→ SUPPLIED TEXT:
[BEGIN]
To the Streets is a fast-paced one-day design competition that asks multidisciplinary teams how a distributed network of assembly spaces could be designed for the streets of New York City’s five boroughs.

As more New Yorkers take to the streets to make their voices heard, the city faces a powerful opportunity and urgent need to make strategic improvements to these arterial spaces for accessible, equitable, and vibrant peaceful assembly—an issue that we have shared with Mayor Bill de Blasio in a recent letter signed by PAU, Design Trust for Public Space, the Horticultural Society of New York’s Neighborhood Plaza Program, New Yorkers for Parks, Project for Public Spaces, Van Alen Institute, Street Plans, Institute for Public Architecture, the Municipal Art Society of New York, Gehl Institute, WXY Architects, Transportation Alternatives, and Regional Plan Association.

To the Streets is a fast-paced one-day design competition that asks multidisciplinary teams how a distributed network of assembly spaces could be designed for the streets of New York City’s five boroughs. Participants propose how design can make activism more inclusive and champion the city’s diverse population. Proposals should be imaginative but also offer physical design elements that could be adopted by local groups and implemented by a municipal agency.

VIEW BRIEF

 

Infrastructures of the Not Normal

Team: James Khamsi, FIRM Architecture and Design and Columbia University; Despo Thoma, One Architecture + Urbanism

Protests draw power from the places where they occur, whether in front of a government institution or within the heart of a community. To help people amplify their presence and their voices, we propose a mobile and distributed infrastructure that stands apart from everyday life and goes to the places where people feel their voices need to be heard. This mobile “flock” supports protest and free speech by harnessing and augmenting familiar technologies like social media that are crucial for assembling networked collectives spread across the city and mobilizing people for action. Bridging digital and physical realms, a series of hovering, interactive place markers share and disseminate moments and messages from events throughout the city.
[END]
→ TASK PROMPT: In the competition description, who are the team members listed for the proposal "Infrastructures of the Not Normal"?

→ EXTRACTED MATERIAL:
[BEGIN]
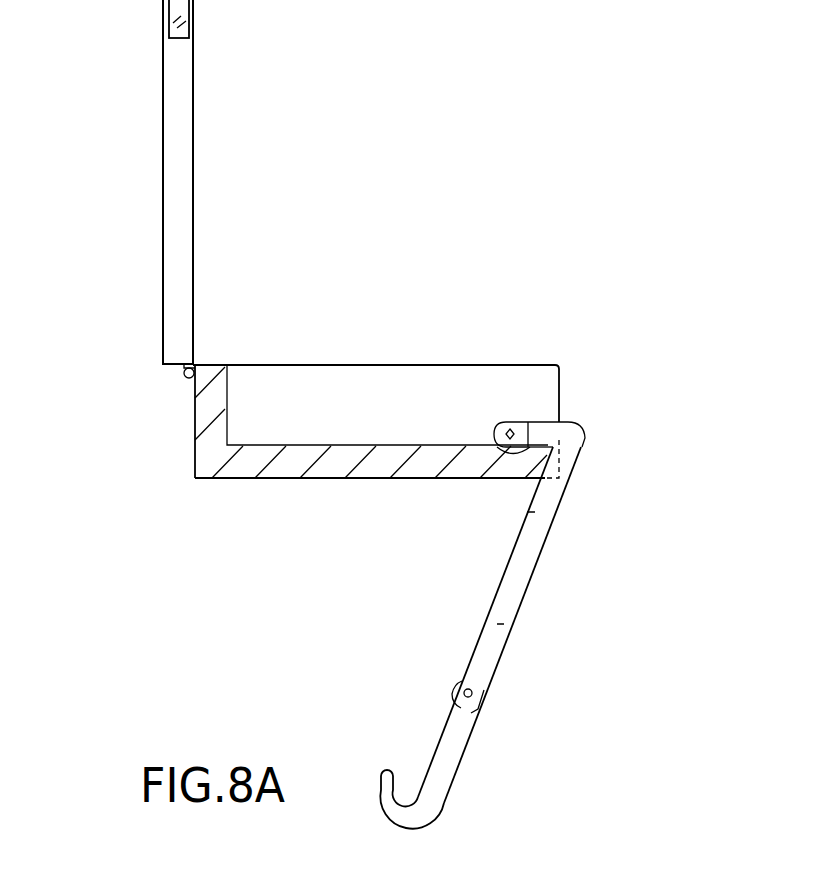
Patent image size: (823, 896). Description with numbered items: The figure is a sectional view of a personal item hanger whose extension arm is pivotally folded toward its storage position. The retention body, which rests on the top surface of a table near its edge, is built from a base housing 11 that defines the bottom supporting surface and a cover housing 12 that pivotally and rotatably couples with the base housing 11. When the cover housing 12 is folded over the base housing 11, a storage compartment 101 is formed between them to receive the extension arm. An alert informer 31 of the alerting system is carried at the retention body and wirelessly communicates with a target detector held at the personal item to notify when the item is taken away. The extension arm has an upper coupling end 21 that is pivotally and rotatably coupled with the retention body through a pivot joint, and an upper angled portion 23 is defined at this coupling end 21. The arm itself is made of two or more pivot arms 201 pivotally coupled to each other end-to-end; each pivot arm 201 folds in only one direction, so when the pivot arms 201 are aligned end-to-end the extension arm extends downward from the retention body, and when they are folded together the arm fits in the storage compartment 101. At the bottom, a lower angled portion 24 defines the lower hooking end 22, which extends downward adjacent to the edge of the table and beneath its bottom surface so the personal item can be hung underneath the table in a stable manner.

The base housing 11 is at (190, 262).
The alert informer 31 is at (178, 12).
The storage compartment 101 is at (376, 360).
The cover housing 12 is at (213, 448).
The upper coupling end 21 is at (511, 415).
The upper angled portion 23 is at (592, 427).
The pivot arm 201 is at (530, 548).
The lower angled portion 24 is at (393, 763).
The lower hooking end 22 is at (438, 811).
[END]
→ TASK SOLUTION: James Khamsi and Despo Thoma.